Task instructions =>
1: In the opinion in the Thompson estate tax case, what amount of federal estate tax deficiency did the IRS determine?
2: Resume the Thompson estate tax opinion from its last line, writing the section that begins under the heading "I."

Study text =>
● ● ● ●
Estate of James U. Thompson, Deceased Susan T. Taylor, Personal Representative v. Commissioner of Internal Revenue

864 F.2d 1128, 1989 U.S. App. LEXIS 23, 63 A.F.T.R.2d (RIA) 1515, 1989 WL 69
CourtCourt of Appeals for the Fourth Circuit
DecidedJanuary 3, 1989
Docket88-3981
StatusPublished
Cited by24 cases

This text of 864 F.2d 1128 (Estate of James U. Thompson, Deceased Susan T. Taylor, Personal Representative v. Commissioner of Internal Revenue) is published on Counsel Stack Legal Research, covering Court of Appeals for the Fourth Circuit primary law. Counsel Stack provides free access to over 12 million legal documents including statutes, case law, regulations, and constitutions.

Bluebook
Estate of James U. Thompson, Deceased Susan T. Taylor, Personal Representative v. Commissioner of Internal Revenue, 864 F.2d 1128, 1989 U.S. App. LEXIS 23, 63 A.F.T.R.2d (RIA) 1515, 1989 WL 69 (4th Cir. 1989).

Opinions

K.K. HALL, Circuit Judge.

The estate of James U. Thompson (“decedent”), by its personal representative, Susan T. Taylor, daughter of the decedent, appeals the United States Tax Court’s decision holding family farming property ineligible for the special use valuation provided by section 2032A of the Internal Revenue Code of 1954, 26 U.S.C. § 2032A. The Tax Court sustained the Internal Revenue Service’s (“IRS”) determination of a deficiency in federal estate taxes in the amount of $500,267. Because the denial of the special use valuation to decedent’s estate is not mandated by statute itself and would frustrate the intent of Congress, we must reverse.

I.
● ● ● ●
Extracted information =>
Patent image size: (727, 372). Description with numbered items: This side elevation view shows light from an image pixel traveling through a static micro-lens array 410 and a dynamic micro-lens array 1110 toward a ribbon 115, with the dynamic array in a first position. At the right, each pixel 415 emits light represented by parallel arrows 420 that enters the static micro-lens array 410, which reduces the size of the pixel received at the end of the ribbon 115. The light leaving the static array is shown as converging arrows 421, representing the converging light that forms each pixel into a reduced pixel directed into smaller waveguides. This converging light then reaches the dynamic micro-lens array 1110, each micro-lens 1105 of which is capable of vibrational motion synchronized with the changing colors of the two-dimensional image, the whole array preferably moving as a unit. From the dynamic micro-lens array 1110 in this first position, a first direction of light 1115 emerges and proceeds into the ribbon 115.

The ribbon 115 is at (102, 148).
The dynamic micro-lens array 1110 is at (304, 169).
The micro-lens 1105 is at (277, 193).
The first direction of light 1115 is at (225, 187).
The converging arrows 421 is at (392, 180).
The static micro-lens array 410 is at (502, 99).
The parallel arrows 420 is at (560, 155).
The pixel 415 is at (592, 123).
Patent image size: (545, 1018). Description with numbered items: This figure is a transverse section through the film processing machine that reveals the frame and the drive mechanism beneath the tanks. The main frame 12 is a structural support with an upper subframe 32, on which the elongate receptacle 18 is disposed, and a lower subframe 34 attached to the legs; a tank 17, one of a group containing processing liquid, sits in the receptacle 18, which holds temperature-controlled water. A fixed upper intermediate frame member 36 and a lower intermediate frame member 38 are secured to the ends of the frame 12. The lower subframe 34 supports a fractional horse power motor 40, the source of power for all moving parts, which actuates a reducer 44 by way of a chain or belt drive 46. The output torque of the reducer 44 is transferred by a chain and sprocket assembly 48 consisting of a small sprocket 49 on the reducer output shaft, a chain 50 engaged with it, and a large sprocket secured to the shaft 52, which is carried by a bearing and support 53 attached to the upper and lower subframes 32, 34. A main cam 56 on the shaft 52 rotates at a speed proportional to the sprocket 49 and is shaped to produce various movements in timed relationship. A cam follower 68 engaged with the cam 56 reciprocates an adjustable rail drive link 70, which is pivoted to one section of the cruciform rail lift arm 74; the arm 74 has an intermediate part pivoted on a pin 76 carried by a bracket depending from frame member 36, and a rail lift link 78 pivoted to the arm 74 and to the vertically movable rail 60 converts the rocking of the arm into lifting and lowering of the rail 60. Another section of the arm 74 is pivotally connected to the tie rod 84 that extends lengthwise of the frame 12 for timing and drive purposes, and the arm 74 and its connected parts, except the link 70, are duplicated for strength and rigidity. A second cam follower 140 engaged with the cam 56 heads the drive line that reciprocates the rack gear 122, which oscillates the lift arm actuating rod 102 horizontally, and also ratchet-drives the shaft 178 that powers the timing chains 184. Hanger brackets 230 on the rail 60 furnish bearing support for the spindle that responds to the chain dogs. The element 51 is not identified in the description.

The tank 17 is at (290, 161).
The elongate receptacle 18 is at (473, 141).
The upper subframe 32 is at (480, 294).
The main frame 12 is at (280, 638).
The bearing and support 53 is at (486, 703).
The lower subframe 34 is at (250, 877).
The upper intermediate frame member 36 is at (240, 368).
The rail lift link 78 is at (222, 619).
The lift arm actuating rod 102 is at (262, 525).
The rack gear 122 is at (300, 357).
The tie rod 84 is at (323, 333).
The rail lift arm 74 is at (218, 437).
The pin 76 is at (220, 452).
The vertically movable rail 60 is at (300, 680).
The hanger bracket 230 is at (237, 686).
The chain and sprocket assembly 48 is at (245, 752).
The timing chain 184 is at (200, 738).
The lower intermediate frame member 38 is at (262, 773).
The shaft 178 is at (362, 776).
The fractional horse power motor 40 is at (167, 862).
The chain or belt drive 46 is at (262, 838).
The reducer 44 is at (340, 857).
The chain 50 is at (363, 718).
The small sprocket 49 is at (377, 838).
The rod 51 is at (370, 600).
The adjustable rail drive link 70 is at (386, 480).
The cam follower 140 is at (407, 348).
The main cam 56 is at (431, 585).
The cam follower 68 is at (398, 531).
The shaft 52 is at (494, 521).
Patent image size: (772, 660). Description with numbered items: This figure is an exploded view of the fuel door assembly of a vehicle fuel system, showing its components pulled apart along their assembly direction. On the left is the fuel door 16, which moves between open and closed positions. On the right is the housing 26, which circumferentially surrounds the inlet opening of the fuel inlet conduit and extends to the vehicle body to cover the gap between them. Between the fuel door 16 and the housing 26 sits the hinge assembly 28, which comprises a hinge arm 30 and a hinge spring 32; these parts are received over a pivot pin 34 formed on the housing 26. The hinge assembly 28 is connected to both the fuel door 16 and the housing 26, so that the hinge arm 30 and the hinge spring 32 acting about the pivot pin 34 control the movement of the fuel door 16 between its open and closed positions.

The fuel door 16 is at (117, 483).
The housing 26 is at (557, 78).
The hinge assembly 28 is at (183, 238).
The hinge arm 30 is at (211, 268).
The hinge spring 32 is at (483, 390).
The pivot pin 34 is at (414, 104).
● ● ● ●
Written responses =>
1: $500,267

2:
The facts in this appeal are not in dispute. The decedent died testate on May 8, 1982. At his death, he owned four farms in Dorchester County, Maryland. In his [1130]*1130will, decedent devised these farms to a trust which was to administer them as an ongoing farming operation. Susan Taylor, decedent’s daughter, was named trustee. The net income from the trust was to be annually distributed as follows: 30% each for decedent’s daughters, Taylor and Helen Nicholas; the lesser of 2% or $2,000 to Marie Brittingham, an individual unrelated to decedent, until her death, remarriage, or cohabitation with a member of the opposite sex; and 2% to the trust advisory committee which was created to help the trustee run the operation. The remaining net income was to be held in reserve, as the trustee determined, for prudent reinvestment into the operation. The unexpended balance was to be divided equally between decedent’s daughters.

The trust was to extend until the death of the last survivor among the daughters and Brittingham. Upon termination, the property was to be divided equally between the two daughters’ estates. The daughters were each provided a testamentary power of appointment for the benefit of their children or tax exempt charitable organizations.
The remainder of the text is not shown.